- Required action -
For every line of the material below, check for the string "expression" and return the line if it is there.

- The input -

————————

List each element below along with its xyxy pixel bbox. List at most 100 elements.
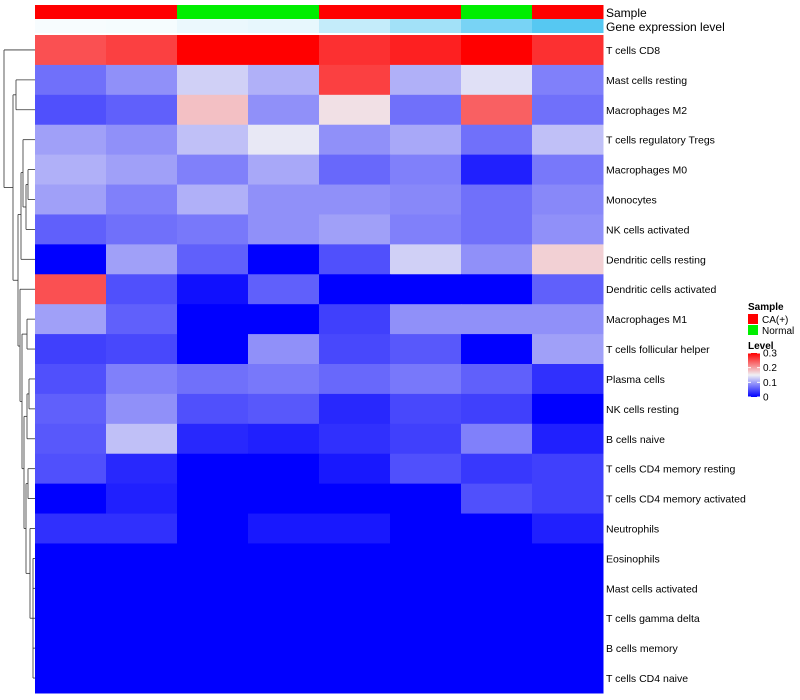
- heatmap-cell: [390, 35, 462, 66]
- sample-track-label: Sample: [606, 6, 647, 20]
- sample-annotation-cell: [177, 5, 249, 19]
- heatmap-cell: [106, 94, 178, 126]
- heatmap-cell: [177, 244, 249, 275]
- row-label: T cells CD4 naive: [606, 673, 688, 685]
- heatmap-cell: [532, 453, 604, 485]
- heatmap-cell: [319, 214, 391, 245]
- heatmap-cell: [106, 154, 178, 186]
- heatmap-cell: [248, 304, 320, 335]
- heatmap-cell: [248, 124, 320, 156]
- heatmap-cell: [248, 603, 320, 634]
- expression-annotation-cell: [177, 19, 249, 33]
- heatmap-cell: [106, 633, 178, 664]
- heatmap-cell: [532, 94, 604, 126]
- expression-annotation-cell: [248, 19, 320, 33]
- heatmap-cell: [177, 64, 249, 96]
- heatmap-cell: [461, 244, 533, 275]
- row-label: Macrophages M0: [606, 165, 687, 177]
- heatmap-cell: [106, 423, 178, 455]
- heatmap-cell: [177, 364, 249, 395]
- heatmap-cell: [35, 124, 107, 156]
- heatmap-cell: [177, 124, 249, 156]
- expression-annotation-cell: [35, 19, 107, 33]
- heatmap-cell: [390, 633, 462, 664]
- row-label: NK cells resting: [606, 404, 679, 416]
- heatmap-cell: [106, 274, 178, 305]
- heatmap-cell: [177, 35, 249, 66]
- heatmap-cell: [319, 543, 391, 574]
- heatmap-cell: [319, 334, 391, 365]
- heatmap-cell: [106, 364, 178, 395]
- heatmap-cell: [461, 364, 533, 395]
- heatmap-cell: [532, 244, 604, 275]
- row-label: Eosinophils: [606, 553, 660, 565]
- heatmap-cell: [35, 304, 107, 335]
- heatmap-cell: [177, 274, 249, 305]
- heatmap-cell: [248, 513, 320, 544]
- heatmap-cell: [532, 423, 604, 455]
- heatmap-cell: [35, 603, 107, 634]
- row-label: Macrophages M2: [606, 105, 687, 117]
- heatmap-cell: [461, 94, 533, 126]
- heatmap-cell: [319, 184, 391, 215]
- heatmap-cell: [532, 154, 604, 186]
- heatmap-cell: [177, 633, 249, 664]
- heatmap-cell: [390, 304, 462, 335]
- heatmap-cell: [461, 334, 533, 365]
- heatmap-cell: [248, 663, 320, 694]
- heatmap-cell: [461, 543, 533, 574]
- heatmap-cell: [248, 64, 320, 96]
- heatmap-cell: [390, 603, 462, 634]
- legend-label-ca: CA(+): [762, 315, 788, 326]
- heatmap-cell: [177, 483, 249, 515]
- level-ticks: 0.3 0.2 0.1 0: [748, 349, 777, 404]
- heatmap-cell: [248, 543, 320, 574]
- heatmap-cell: [532, 663, 604, 694]
- expression-annotation-cell: [106, 19, 178, 33]
- row-label: Dendritic cells activated: [606, 284, 716, 296]
- level-colorbar: [748, 353, 760, 397]
- sample-annotation-cell: [106, 5, 178, 19]
- heatmap-cells: [35, 35, 604, 694]
- heatmap-cell: [177, 304, 249, 335]
- heatmap-cell: [106, 304, 178, 335]
- heatmap-cell: [390, 124, 462, 156]
- heatmap-cell: [106, 513, 178, 544]
- heatmap-cell: [461, 304, 533, 335]
- heatmap-cell: [177, 334, 249, 365]
- heatmap-cell: [532, 35, 604, 66]
- heatmap-cell: [106, 124, 178, 156]
- heatmap-cell: [532, 184, 604, 215]
- row-label: B cells memory: [606, 643, 679, 655]
- row-label: T cells follicular helper: [606, 344, 710, 356]
- row-label: Macrophages M1: [606, 314, 687, 326]
- heatmap-cell: [390, 274, 462, 305]
- heatmap-cell: [177, 393, 249, 425]
- heatmap-cell: [106, 35, 178, 66]
- sample-annotation-cell: [35, 5, 107, 19]
- heatmap-cell: [177, 423, 249, 455]
- heatmap-cell: [461, 64, 533, 96]
- legend-swatch-ca: [748, 314, 758, 324]
- heatmap-cell: [390, 154, 462, 186]
- heatmap-cell: [532, 214, 604, 245]
- heatmap-cell: [461, 603, 533, 634]
- heatmap-cell: [390, 573, 462, 604]
- heatmap-cell: [319, 64, 391, 96]
- heatmap-cell: [461, 214, 533, 245]
- sample-annotation-cell: [532, 5, 604, 19]
- expression-annotation-cell: [461, 19, 533, 33]
- sample-annotation-cell: [319, 5, 391, 19]
- heatmap-cell: [35, 35, 107, 66]
- heatmap-cell: [532, 304, 604, 335]
- heatmap-cell: [390, 364, 462, 395]
- level-legend-title: Level: [748, 341, 774, 352]
- heatmap-cell: [319, 304, 391, 335]
- heatmap-cell: [319, 633, 391, 664]
- heatmap-cell: [532, 633, 604, 664]
- heatmap-cell: [390, 244, 462, 275]
- level-tick-label: 0: [763, 393, 769, 404]
- heatmap-cell: [319, 274, 391, 305]
- heatmap-cell: [35, 663, 107, 694]
- heatmap-cell: [461, 423, 533, 455]
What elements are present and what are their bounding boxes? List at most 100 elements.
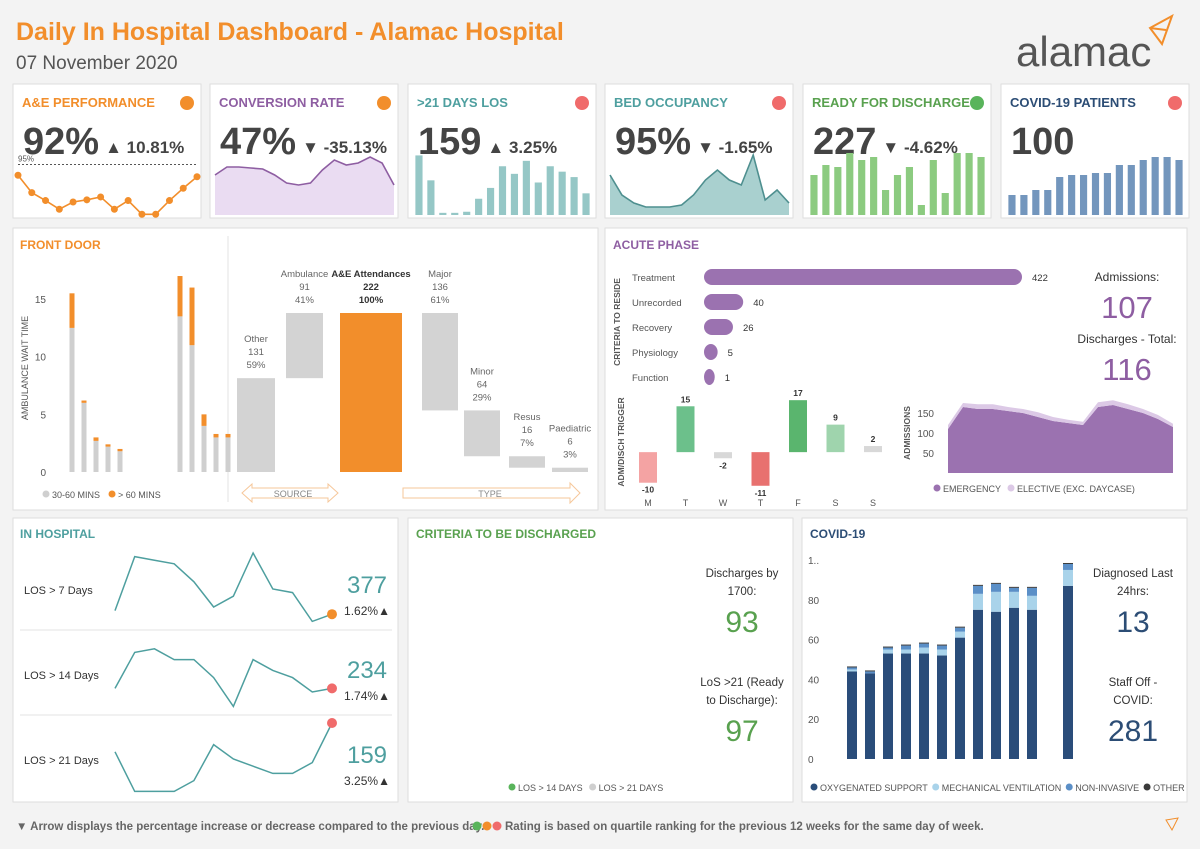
row-change: 1.62%▲	[344, 604, 390, 618]
bar-segment	[117, 451, 123, 472]
kpi-title: COVID-19 PATIENTS	[1010, 95, 1136, 110]
y-axis-label: ADM/DISCH TRIGGER	[616, 397, 626, 486]
y-tick-label: 100	[917, 429, 934, 440]
bar-segment	[937, 655, 947, 759]
point	[28, 189, 36, 197]
bar-segment	[865, 671, 875, 674]
bar	[858, 160, 866, 215]
panel-title: IN HOSPITAL	[20, 527, 95, 541]
bar-segment	[847, 667, 857, 670]
kpi-value: 159	[418, 121, 481, 163]
bar	[826, 424, 845, 453]
point	[138, 210, 146, 218]
bar-segment	[991, 611, 1001, 759]
point	[97, 193, 105, 201]
bar	[582, 193, 590, 215]
bar-segment	[225, 437, 231, 472]
value-label: -11	[755, 488, 767, 498]
bar	[929, 160, 937, 215]
bar-segment	[937, 645, 947, 650]
stat-label: Admissions:	[1095, 270, 1160, 284]
point	[152, 210, 160, 218]
area	[215, 157, 394, 215]
kpi-title: READY FOR DISCHARGE	[812, 95, 970, 110]
legend-label: LOS > 14 DAYS	[518, 783, 583, 793]
bar	[905, 167, 914, 215]
legend-label: ELECTIVE (EXC. DAYCASE)	[1017, 484, 1135, 494]
kpi-change: ▼ -4.62%	[882, 138, 957, 157]
kpi-value: 100	[1011, 121, 1074, 163]
bar-name: Minor	[470, 366, 494, 377]
status-dot	[1168, 96, 1182, 110]
bar-segment	[901, 645, 911, 650]
bar-segment	[1063, 585, 1073, 759]
point	[55, 205, 63, 213]
title: Daily In Hospital Dashboard - Alamac Hos…	[16, 18, 564, 46]
bar	[1044, 190, 1052, 215]
bar-segment	[1009, 591, 1019, 608]
line	[114, 648, 333, 708]
x-tick-label: M	[644, 498, 652, 508]
legend-label: OXYGENATED SUPPORT	[820, 783, 928, 793]
bar	[864, 446, 882, 453]
bar	[1139, 160, 1147, 215]
bar	[475, 198, 483, 215]
target-label: 95%	[18, 154, 34, 163]
stat-value: 107	[1101, 290, 1153, 325]
x-tick-label: W	[719, 498, 728, 508]
category-label: Physiology	[632, 348, 678, 359]
point	[110, 205, 118, 213]
bar-segment	[69, 327, 75, 472]
date: 07 November 2020	[16, 53, 178, 74]
bar	[1151, 157, 1159, 215]
value-label: 15	[681, 394, 691, 404]
kpi-change: ▲ 10.81%	[105, 138, 184, 157]
x-tick-label: T	[683, 498, 689, 508]
bar	[1091, 173, 1100, 215]
bar-segment	[919, 643, 929, 648]
bar-segment	[955, 637, 965, 759]
legend-dot	[1143, 783, 1151, 791]
bar	[751, 452, 770, 486]
kpi-value: 92%	[23, 121, 99, 163]
waterfall-bar	[509, 456, 545, 468]
kpi-value: 47%	[220, 121, 296, 163]
kpi-title: >21 DAYS LOS	[417, 95, 508, 110]
value-label: 17	[793, 388, 803, 398]
bar-segment	[901, 649, 911, 654]
bar-segment	[865, 673, 875, 759]
bar	[704, 344, 718, 360]
point	[83, 196, 91, 204]
value-label: 5	[728, 348, 733, 359]
stat-label: Diagnosed Last	[1093, 568, 1174, 580]
kpi-card	[12, 83, 202, 219]
bar-segment	[847, 666, 857, 668]
status-dot	[970, 96, 984, 110]
legend-label: NON-INVASIVE	[1075, 783, 1139, 793]
panel-title: CRITERIA TO BE DISCHARGED	[416, 527, 596, 541]
y-tick-label: 50	[923, 449, 935, 460]
bar	[439, 212, 447, 215]
value-label: 2	[871, 434, 876, 444]
y-tick-label: 0	[808, 755, 814, 766]
bar-segment	[883, 647, 893, 650]
bar-name: Other	[244, 334, 268, 345]
row-value: 159	[347, 742, 387, 769]
arrow-label: TYPE	[478, 489, 502, 499]
bar	[415, 155, 423, 215]
legend-label: 30-60 MINS	[52, 490, 100, 500]
kpi-value: 227	[813, 121, 876, 163]
bar-segment	[937, 644, 947, 646]
bar	[789, 400, 807, 453]
bar	[810, 175, 818, 215]
value-label: 1	[725, 373, 730, 384]
bar-segment	[213, 437, 219, 472]
legend-dot	[1007, 484, 1015, 492]
point	[42, 197, 50, 205]
bar-segment	[937, 649, 947, 656]
y-tick-label: 15	[35, 295, 47, 306]
bar-segment	[81, 400, 87, 403]
category-label: Recovery	[632, 323, 672, 334]
stat-label: to Discharge):	[706, 695, 778, 707]
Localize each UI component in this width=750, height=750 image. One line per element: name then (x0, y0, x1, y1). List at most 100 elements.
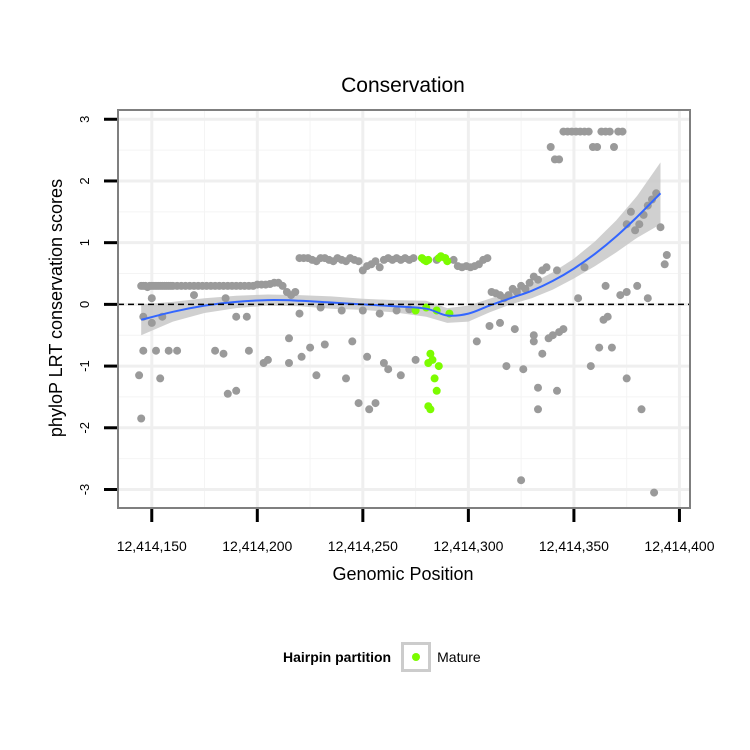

————————

- Exercise result -
- expression-annotation-cell: [177, 19, 249, 33]
- expression-annotation-cell: [248, 19, 320, 33]
- expression-annotation-cell: [35, 19, 107, 33]
- expression-annotation-cell: [106, 19, 178, 33]
- expression-annotation-cell: [461, 19, 533, 33]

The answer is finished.